[Short problem] Rewrite the items from the line with "tab-content[interactable]: Content [166,121,208,132]" up to and including the line with "forward-icon[interactable]: → [17,0,26,10]", changing "jdiction.org" to "joomla.org" and keeping everything else the same. Return only those lines.

** Begin Task input **

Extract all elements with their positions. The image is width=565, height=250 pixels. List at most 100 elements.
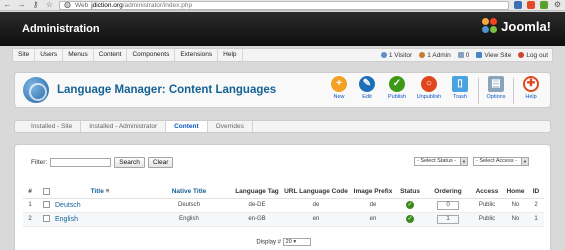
tab-content[interactable]: Content [166,121,208,132]
display-count-select[interactable]: 20 ▾ [282,238,311,246]
unpublish-button[interactable]: ○ Unpublish [415,76,443,106]
pagination-display: Display # 20 ▾ [15,238,552,246]
edit-button[interactable]: ✎ Edit [353,76,381,106]
browser-toolbar: ← → ⚷ ☆ ◍ Web jdiction.org/administrator… [0,0,565,11]
extension-icon[interactable] [514,1,522,9]
column-access[interactable]: Access [471,185,503,199]
chevron-down-icon: ▼ [521,158,528,165]
main-menu: Site Users Menus Content Components Exte… [12,48,553,62]
tab-installed-site[interactable]: Installed - Site [15,121,82,132]
forward-icon[interactable]: → [17,0,26,10]
display-label: Display # [256,239,281,246]
column-id[interactable]: ID [528,185,544,199]
language-title-link[interactable]: Deutsch [55,202,81,209]
visitors-status: 1 Visitor [380,52,412,59]
extension-icon[interactable] [527,1,535,9]
toolbar: Language Manager: Content Languages + Ne… [14,72,551,108]
status-filter-select[interactable]: - Select Status - ▼ [414,157,468,166]
key-icon[interactable]: ⚷ [31,0,40,10]
column-title[interactable]: Title ≡ [55,185,145,199]
mail-icon [457,52,464,58]
globe-icon [23,77,49,103]
column-language-tag[interactable]: Language Tag [233,185,281,199]
messages-status[interactable]: 0 [457,52,469,59]
column-ordering[interactable]: Ordering [425,185,471,199]
home-value: No [503,212,528,227]
home-value: No [503,198,528,213]
column-url-code[interactable]: URL Language Code [281,185,351,199]
unpublish-icon: ○ [421,76,437,92]
table-header-row: # Title ≡ Native Title Language Tag URL … [23,185,544,199]
joomla-logo-text: Joomla! [501,18,551,34]
view-site-link[interactable]: View Site [476,52,511,59]
edit-icon: ✎ [359,76,375,92]
column-select-all[interactable] [37,185,55,199]
menu-item-help[interactable]: Help [218,49,243,61]
column-image-prefix[interactable]: Image Prefix [351,185,395,199]
options-button[interactable]: ▤ Options [482,76,510,106]
back-icon[interactable]: ← [3,0,12,10]
globe-icon: ◍ [64,0,71,9]
ordering-input[interactable]: 1 [437,214,459,224]
language-tag: en-GB [233,212,281,227]
column-native-title[interactable]: Native Title [145,185,233,199]
menu-item-menus[interactable]: Menus [63,49,94,61]
menu-item-components[interactable]: Components [127,49,176,61]
filter-bar: Filter: Search Clear [31,157,174,168]
menu-item-users[interactable]: Users [35,49,64,61]
published-check-icon[interactable]: ✓ [406,201,414,209]
url-text: jdiction.org/administrator/index.php [91,1,193,9]
row-checkbox[interactable] [42,201,50,209]
select-all-checkbox[interactable] [42,187,50,195]
row-checkbox[interactable] [42,215,50,223]
page-title: Language Manager: Content Languages [57,84,277,96]
trash-button[interactable]: ▯ Trash [446,76,474,106]
joomla-logo: Joomla! [482,18,551,34]
sort-icon: ≡ [105,187,110,195]
web-tag: Web [75,1,89,9]
native-title: English [145,212,233,227]
new-button[interactable]: + New [325,76,353,106]
admin-title: Administration [22,23,100,35]
image-prefix: de [351,198,395,213]
logout-link[interactable]: Log out [518,52,548,59]
clear-button[interactable]: Clear [147,157,174,168]
toolbar-divider [478,78,479,104]
publish-icon: ✓ [389,76,405,92]
main-content: Filter: Search Clear - Select Status - ▼… [14,144,551,250]
menu-item-extensions[interactable]: Extensions [175,49,219,61]
extension-icon[interactable] [540,1,548,9]
status-area: 1 Visitor 1 Admin 0 View Site Log out [380,52,552,59]
ordering-input[interactable]: 0 [437,200,459,210]
admins-status: 1 Admin [419,52,451,59]
menu-item-content[interactable]: Content [94,49,128,61]
tab-overrides[interactable]: Overrides [208,121,253,132]
star-icon[interactable]: ☆ [45,0,54,10]
language-tag: de-DE [233,198,281,213]
logout-icon [518,52,525,58]
wrench-icon[interactable]: ⚙ [553,0,562,10]
joomla-logo-icon [482,18,498,34]
publish-button[interactable]: ✓ Publish [383,76,411,106]
filter-search-input[interactable] [50,158,112,167]
access-filter-select[interactable]: - Select Access - ▼ [473,157,529,166]
column-home[interactable]: Home [503,185,528,199]
native-title: Deutsch [145,198,233,213]
search-button[interactable]: Search [114,157,145,168]
address-bar[interactable]: ◍ Web jdiction.org/administrator/index.p… [59,0,509,10]
tab-installed-administrator[interactable]: Installed - Administrator [81,121,167,132]
menu-item-site[interactable]: Site [13,49,36,61]
admin-user-icon [419,52,426,58]
submenu-tabs: Installed - Site Installed - Administrat… [14,120,551,133]
table-row: 1 Deutsch Deutsch de-DE de de ✓ 0 Public… [23,198,544,213]
languages-table: # Title ≡ Native Title Language Tag URL … [23,185,544,227]
language-title-link[interactable]: English [55,216,78,223]
trash-icon: ▯ [452,76,468,92]
url-code: de [281,198,351,213]
help-button[interactable]: ✚ Help [517,76,545,106]
published-check-icon[interactable]: ✓ [406,215,414,223]
help-icon: ✚ [523,76,539,92]
column-status[interactable]: Status [395,185,425,199]
toolbar-divider [513,78,514,104]
table-row: 2 English English en-GB en en ✓ 1 Public… [23,212,544,227]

** End Task input **

[Reply to the exercise]
tab-content[interactable]: Content [166,121,208,132]
display-count-select[interactable]: 20 ▾ [282,238,311,246]
unpublish-button[interactable]: ○ Unpublish [415,76,443,106]
pagination-display: Display # 20 ▾ [15,238,552,246]
edit-button[interactable]: ✎ Edit [353,76,381,106]
browser-toolbar: ← → ⚷ ☆ ◍ Web joomla.org/administrator… [0,0,565,11]
extension-icon[interactable] [514,1,522,9]
column-access[interactable]: Access [471,185,503,199]
chevron-down-icon: ▼ [521,158,528,165]
main-menu: Site Users Menus Content Components Exte… [12,48,553,62]
tab-installed-site[interactable]: Installed - Site [15,121,82,132]
forward-icon[interactable]: → [17,0,26,10]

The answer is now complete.